The request:
Restate all of the data exactly.

Materials provided:
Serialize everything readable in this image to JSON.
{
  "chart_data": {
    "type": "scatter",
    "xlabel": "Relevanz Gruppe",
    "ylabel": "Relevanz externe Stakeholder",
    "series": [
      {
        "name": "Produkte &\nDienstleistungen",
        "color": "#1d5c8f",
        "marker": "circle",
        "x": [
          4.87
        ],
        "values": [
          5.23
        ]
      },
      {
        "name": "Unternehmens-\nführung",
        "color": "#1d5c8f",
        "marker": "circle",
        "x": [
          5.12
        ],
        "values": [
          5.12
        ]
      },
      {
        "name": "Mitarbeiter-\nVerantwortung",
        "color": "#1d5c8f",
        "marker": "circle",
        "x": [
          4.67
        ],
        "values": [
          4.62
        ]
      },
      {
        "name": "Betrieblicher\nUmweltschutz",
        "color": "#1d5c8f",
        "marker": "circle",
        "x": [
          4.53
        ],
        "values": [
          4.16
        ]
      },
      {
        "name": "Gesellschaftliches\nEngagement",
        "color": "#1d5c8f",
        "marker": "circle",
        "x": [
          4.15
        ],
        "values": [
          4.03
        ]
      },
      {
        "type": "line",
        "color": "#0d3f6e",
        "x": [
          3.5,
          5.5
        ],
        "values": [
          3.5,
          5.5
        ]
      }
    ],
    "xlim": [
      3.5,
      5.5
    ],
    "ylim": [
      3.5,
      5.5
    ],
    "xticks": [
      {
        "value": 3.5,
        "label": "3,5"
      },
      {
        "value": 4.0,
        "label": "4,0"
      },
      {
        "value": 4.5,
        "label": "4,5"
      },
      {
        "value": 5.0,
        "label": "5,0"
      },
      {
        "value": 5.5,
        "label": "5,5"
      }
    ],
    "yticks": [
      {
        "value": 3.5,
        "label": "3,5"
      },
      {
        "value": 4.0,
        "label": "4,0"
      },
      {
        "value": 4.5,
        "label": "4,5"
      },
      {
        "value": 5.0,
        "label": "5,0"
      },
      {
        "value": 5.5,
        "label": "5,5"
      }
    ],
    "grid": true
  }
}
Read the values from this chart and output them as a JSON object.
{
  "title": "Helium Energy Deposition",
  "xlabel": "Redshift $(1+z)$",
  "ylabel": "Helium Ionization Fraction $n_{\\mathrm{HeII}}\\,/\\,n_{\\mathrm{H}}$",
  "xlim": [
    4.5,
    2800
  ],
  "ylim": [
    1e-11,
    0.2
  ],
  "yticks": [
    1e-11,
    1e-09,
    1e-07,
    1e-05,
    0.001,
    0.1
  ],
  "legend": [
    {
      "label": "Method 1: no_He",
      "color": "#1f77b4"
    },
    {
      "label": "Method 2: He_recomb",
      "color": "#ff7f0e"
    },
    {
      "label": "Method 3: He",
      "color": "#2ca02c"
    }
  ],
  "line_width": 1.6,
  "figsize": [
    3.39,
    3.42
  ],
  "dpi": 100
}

Solution to this exercise:
Serialize everything readable in this image to JSON.
{
  "chart_data": {
    "type": "scatter",
    "xlabel": "Relevanz Gruppe",
    "ylabel": "Relevanz externe Stakeholder",
    "series": [
      {
        "name": "Produkte &\nDienstleistungen",
        "color": "#1d5c8f",
        "marker": "circle",
        "x": [
          4.87
        ],
        "values": [
          5.23
        ]
      },
      {
        "name": "Unternehmens-\nführung",
        "color": "#1d5c8f",
        "marker": "circle",
        "x": [
          5.12
        ],
        "values": [
          5.12
        ]
      },
      {
        "name": "Mitarbeiter-\nVerantwortung",
        "color": "#1d5c8f",
        "marker": "circle",
        "x": [
          4.67
        ],
        "values": [
          4.62
        ]
      },
      {
        "name": "Betrieblicher\nUmweltschutz",
        "color": "#1d5c8f",
        "marker": "circle",
        "x": [
          4.53
        ],
        "values": [
          4.16
        ]
      },
      {
        "name": "Gesellschaftliches\nEngagement",
        "color": "#1d5c8f",
        "marker": "circle",
        "x": [
          4.15
        ],
        "values": [
          4.03
        ]
      },
      {
        "type": "line",
        "color": "#0d3f6e",
        "x": [
          3.5,
          5.5
        ],
        "values": [
          3.5,
          5.5
        ]
      }
    ],
    "xlim": [
      3.5,
      5.5
    ],
    "ylim": [
      3.5,
      5.5
    ],
    "xticks": [
      {
        "value": 3.5,
        "label": "3,5"
      },
      {
        "value": 4.0,
        "label": "4,0"
      },
      {
        "value": 4.5,
        "label": "4,5"
      },
      {
        "value": 5.0,
        "label": "5,0"
      },
      {
        "value": 5.5,
        "label": "5,5"
      }
    ],
    "yticks": [
      {
        "value": 3.5,
        "label": "3,5"
      },
      {
        "value": 4.0,
        "label": "4,0"
      },
      {
        "value": 4.5,
        "label": "4,5"
      },
      {
        "value": 5.0,
        "label": "5,0"
      },
      {
        "value": 5.5,
        "label": "5,5"
      }
    ],
    "grid": true
  }
}
Read the values from this chart and output them as a JSON object.
{
  "title": "Helium Energy Deposition",
  "xlabel": "Redshift $(1+z)$",
  "ylabel": "Helium Ionization Fraction $n_{\\mathrm{HeII}}\\,/\\,n_{\\mathrm{H}}$",
  "xlim": [
    4.5,
    2800
  ],
  "ylim": [
    1e-11,
    0.2
  ],
  "yticks": [
    1e-11,
    1e-09,
    1e-07,
    1e-05,
    0.001,
    0.1
  ],
  "legend": [
    {
      "label": "Method 1: no_He",
      "color": "#1f77b4"
    },
    {
      "label": "Method 2: He_recomb",
      "color": "#ff7f0e"
    },
    {
      "label": "Method 3: He",
      "color": "#2ca02c"
    }
  ],
  "line_width": 1.6,
  "figsize": [
    3.39,
    3.42
  ],
  "dpi": 100
}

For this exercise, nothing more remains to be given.